= Material for the task =
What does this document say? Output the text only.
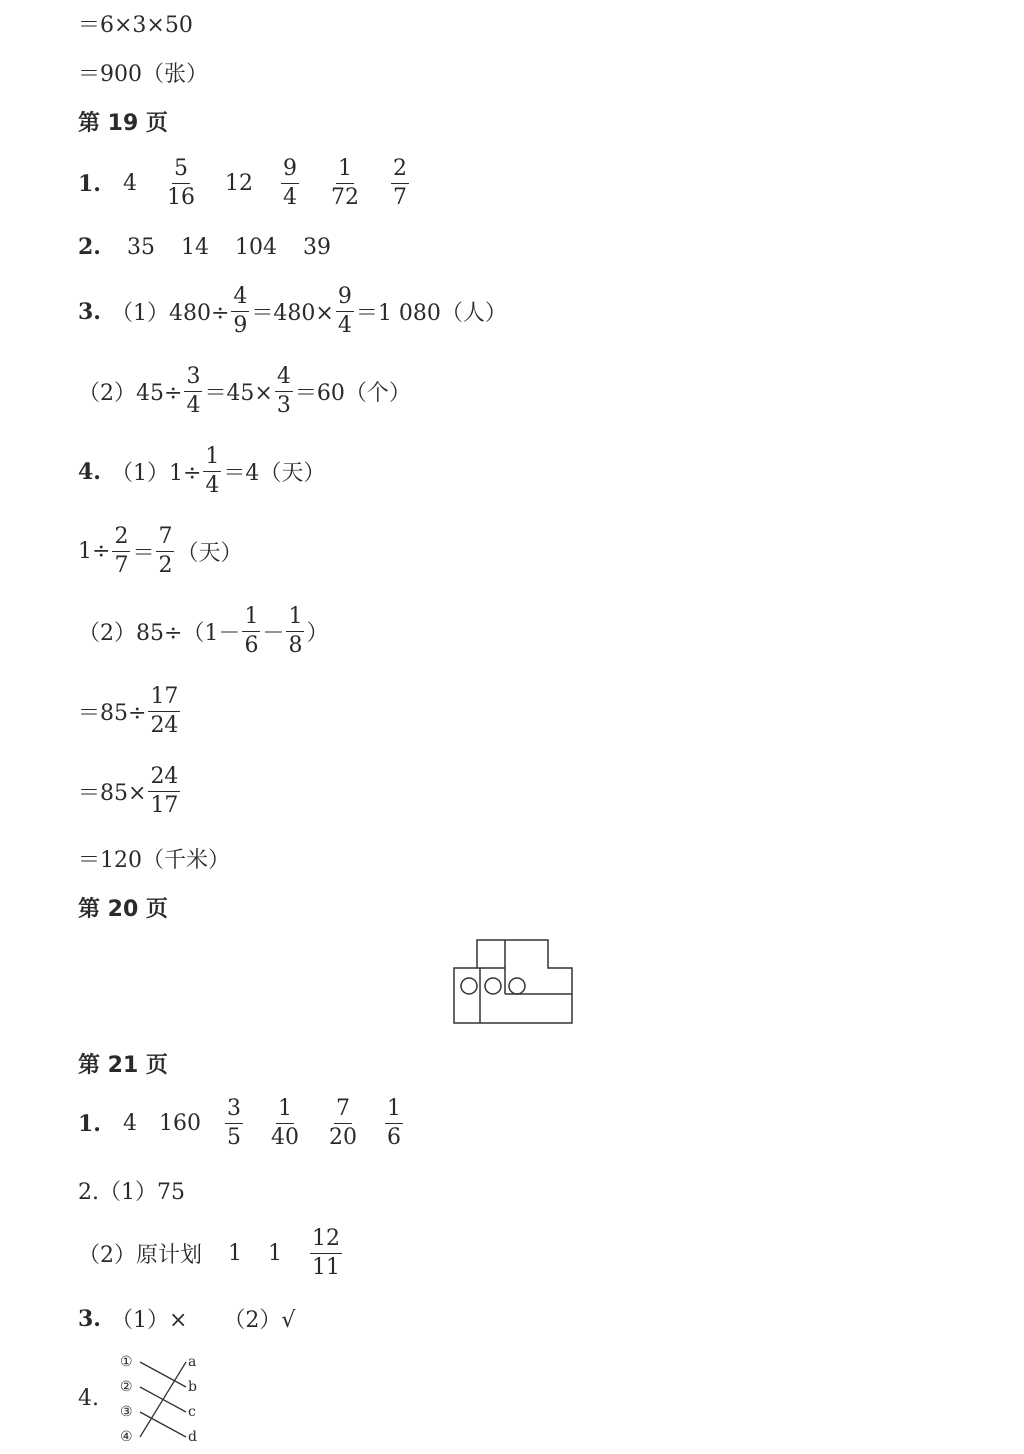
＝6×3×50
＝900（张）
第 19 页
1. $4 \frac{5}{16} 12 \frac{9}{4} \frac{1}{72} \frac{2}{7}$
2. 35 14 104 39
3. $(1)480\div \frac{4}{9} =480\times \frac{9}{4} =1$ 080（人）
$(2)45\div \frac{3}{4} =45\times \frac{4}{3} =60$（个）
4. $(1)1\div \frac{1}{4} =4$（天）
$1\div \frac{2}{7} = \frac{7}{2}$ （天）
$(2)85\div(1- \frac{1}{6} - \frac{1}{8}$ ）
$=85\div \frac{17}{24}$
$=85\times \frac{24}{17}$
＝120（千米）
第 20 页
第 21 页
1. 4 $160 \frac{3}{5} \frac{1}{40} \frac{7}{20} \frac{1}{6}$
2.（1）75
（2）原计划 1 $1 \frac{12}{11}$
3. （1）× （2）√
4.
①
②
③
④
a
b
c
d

= What you need to do =
Using the records above, retype everything exactly except the pictures.

= Expected answer =
What does this document say? Output the text only.
＝6×3×50
＝900（张）
第 19 页
1. $4 \frac{5}{16} 12 \frac{9}{4} \frac{1}{72} \frac{2}{7}$
2. 35 14 104 39
3. $(1)480\div \frac{4}{9} =480\times \frac{9}{4} =1$ 080（人）
$(2)45\div \frac{3}{4} =45\times \frac{4}{3} =60$（个）
4. $(1)1\div \frac{1}{4} =4$（天）
$1\div \frac{2}{7} = \frac{7}{2}$ （天）
$(2)85\div(1- \frac{1}{6} - \frac{1}{8}$ ）
$=85\div \frac{17}{24}$
$=85\times \frac{24}{17}$
＝120（千米）
第 20 页
第 21 页
1. 4 $160 \frac{3}{5} \frac{1}{40} \frac{7}{20} \frac{1}{6}$
2.（1）75
（2）原计划 1 $1 \frac{12}{11}$
3. （1）× （2）√
4.
①
②
③
④
a
b
c
d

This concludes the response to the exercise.